Record extracts.
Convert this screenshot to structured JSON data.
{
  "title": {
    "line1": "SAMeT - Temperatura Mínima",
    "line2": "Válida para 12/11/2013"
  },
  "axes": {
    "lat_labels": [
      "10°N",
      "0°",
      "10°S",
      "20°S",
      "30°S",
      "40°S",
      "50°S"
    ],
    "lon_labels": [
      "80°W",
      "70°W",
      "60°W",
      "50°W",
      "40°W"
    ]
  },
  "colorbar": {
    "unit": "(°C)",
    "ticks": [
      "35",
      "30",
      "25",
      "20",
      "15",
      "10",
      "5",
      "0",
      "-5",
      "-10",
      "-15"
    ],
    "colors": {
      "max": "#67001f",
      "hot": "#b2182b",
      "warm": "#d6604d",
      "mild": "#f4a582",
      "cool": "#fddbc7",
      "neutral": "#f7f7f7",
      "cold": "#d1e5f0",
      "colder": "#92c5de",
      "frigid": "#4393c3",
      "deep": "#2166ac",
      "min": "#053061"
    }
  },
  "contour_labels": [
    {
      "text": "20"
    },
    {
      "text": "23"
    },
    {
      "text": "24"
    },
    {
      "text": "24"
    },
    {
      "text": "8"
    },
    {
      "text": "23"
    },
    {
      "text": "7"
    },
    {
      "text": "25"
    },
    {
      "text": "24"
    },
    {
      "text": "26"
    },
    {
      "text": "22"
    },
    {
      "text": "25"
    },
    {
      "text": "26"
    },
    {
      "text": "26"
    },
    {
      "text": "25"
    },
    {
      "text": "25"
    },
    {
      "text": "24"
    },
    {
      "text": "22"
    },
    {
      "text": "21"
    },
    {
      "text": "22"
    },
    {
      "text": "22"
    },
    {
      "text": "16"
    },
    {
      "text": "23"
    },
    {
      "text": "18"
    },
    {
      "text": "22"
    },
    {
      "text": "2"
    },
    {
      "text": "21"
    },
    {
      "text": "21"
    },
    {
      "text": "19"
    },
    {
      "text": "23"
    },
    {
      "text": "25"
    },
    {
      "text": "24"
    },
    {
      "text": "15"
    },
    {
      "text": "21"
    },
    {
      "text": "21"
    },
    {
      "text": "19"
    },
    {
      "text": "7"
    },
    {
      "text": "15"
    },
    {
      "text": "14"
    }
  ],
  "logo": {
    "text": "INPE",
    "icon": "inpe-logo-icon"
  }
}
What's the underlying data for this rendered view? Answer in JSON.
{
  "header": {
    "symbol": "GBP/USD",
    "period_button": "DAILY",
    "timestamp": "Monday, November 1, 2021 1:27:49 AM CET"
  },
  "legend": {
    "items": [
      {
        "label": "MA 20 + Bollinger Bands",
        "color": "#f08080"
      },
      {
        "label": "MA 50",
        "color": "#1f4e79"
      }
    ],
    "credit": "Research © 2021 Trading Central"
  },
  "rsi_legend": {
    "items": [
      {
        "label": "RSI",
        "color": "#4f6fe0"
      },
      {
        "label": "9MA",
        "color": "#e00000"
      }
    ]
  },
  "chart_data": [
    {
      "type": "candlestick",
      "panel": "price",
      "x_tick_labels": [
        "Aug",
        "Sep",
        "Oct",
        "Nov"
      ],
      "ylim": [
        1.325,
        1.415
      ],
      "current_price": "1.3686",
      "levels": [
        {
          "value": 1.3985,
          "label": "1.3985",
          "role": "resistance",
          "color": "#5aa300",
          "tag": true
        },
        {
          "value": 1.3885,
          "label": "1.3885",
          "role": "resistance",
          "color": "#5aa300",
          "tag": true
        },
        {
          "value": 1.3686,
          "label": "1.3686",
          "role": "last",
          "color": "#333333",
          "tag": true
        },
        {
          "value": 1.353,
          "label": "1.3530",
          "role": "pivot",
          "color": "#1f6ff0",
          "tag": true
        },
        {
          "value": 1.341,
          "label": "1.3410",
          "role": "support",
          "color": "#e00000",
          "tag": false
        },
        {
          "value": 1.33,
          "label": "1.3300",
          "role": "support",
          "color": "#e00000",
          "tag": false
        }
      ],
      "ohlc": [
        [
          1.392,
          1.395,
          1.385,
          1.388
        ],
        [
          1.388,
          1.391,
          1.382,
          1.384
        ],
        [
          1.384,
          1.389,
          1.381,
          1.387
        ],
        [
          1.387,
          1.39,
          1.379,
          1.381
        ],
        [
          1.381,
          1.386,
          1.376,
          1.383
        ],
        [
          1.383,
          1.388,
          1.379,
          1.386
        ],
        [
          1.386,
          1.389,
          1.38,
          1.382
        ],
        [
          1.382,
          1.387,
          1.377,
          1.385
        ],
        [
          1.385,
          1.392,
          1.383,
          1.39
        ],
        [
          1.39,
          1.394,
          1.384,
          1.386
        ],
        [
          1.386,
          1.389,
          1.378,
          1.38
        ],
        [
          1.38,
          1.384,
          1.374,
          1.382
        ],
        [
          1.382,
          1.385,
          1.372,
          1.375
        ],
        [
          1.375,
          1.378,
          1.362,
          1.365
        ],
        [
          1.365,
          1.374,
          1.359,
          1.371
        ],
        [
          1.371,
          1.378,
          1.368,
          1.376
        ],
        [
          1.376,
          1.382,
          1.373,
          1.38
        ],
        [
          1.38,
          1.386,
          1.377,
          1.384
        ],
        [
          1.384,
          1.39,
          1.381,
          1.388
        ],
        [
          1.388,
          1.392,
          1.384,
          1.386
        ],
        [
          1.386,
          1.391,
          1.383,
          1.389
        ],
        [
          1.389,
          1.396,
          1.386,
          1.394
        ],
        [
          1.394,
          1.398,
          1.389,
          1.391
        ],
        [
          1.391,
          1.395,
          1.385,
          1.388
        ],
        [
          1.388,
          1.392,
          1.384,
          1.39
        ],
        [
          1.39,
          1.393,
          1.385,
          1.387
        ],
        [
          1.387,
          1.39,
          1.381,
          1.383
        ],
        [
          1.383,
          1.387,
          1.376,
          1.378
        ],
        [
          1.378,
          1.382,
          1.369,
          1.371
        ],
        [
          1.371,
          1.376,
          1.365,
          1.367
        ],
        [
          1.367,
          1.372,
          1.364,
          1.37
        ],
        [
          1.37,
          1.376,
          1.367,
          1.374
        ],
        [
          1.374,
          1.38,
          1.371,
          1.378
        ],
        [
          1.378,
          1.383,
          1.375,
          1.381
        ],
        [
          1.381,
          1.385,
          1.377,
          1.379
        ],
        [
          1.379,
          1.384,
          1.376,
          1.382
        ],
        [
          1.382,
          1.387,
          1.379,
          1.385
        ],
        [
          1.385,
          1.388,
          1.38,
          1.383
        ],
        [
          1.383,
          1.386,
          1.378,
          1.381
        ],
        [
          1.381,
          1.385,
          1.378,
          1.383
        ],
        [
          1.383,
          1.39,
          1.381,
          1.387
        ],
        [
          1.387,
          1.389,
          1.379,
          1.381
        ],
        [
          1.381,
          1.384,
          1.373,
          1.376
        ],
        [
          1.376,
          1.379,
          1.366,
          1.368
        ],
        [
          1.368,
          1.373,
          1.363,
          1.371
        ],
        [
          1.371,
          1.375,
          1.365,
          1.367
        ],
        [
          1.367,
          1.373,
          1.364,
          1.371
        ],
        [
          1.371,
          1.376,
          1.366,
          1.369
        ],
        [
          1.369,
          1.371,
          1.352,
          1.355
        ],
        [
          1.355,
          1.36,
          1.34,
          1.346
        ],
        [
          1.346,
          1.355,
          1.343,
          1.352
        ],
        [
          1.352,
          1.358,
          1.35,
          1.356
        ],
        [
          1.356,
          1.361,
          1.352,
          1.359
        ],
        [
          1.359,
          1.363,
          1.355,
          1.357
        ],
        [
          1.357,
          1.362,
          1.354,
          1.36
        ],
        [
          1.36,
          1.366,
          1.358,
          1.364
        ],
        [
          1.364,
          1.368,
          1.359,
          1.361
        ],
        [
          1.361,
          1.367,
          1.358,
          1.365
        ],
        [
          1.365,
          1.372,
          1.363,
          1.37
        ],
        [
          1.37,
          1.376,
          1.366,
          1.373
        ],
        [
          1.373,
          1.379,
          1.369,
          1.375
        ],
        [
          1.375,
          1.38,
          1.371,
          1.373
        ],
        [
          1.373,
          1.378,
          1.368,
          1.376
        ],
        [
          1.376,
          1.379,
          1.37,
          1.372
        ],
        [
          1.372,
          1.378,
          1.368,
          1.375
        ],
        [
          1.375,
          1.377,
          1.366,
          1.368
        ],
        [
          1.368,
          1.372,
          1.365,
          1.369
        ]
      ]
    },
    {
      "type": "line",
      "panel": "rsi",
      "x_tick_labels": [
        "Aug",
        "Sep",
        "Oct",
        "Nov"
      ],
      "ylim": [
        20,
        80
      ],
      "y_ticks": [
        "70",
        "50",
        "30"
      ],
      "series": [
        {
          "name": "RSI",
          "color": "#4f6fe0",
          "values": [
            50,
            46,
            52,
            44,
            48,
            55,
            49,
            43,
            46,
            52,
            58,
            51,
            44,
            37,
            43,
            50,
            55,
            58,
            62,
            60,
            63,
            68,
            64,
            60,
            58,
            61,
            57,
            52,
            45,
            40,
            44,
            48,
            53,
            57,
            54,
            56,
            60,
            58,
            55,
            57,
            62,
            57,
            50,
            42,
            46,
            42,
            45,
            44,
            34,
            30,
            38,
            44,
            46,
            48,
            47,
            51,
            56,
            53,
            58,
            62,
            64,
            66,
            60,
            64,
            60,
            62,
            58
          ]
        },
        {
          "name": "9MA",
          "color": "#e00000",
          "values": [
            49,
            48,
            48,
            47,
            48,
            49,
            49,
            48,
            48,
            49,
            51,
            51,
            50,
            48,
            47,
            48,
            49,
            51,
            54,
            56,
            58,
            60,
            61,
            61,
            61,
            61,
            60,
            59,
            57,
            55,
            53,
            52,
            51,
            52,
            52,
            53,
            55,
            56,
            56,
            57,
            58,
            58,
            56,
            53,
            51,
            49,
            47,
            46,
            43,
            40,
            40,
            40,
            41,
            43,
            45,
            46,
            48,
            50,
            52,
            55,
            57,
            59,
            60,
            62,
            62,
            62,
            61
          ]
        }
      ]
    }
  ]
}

To be done. Search the entries for the word "this", then list each line that holds it.

Response.
Convert this screenshot to structured JSON data.
What's the underlying data for this rendered view? Answer in JSON.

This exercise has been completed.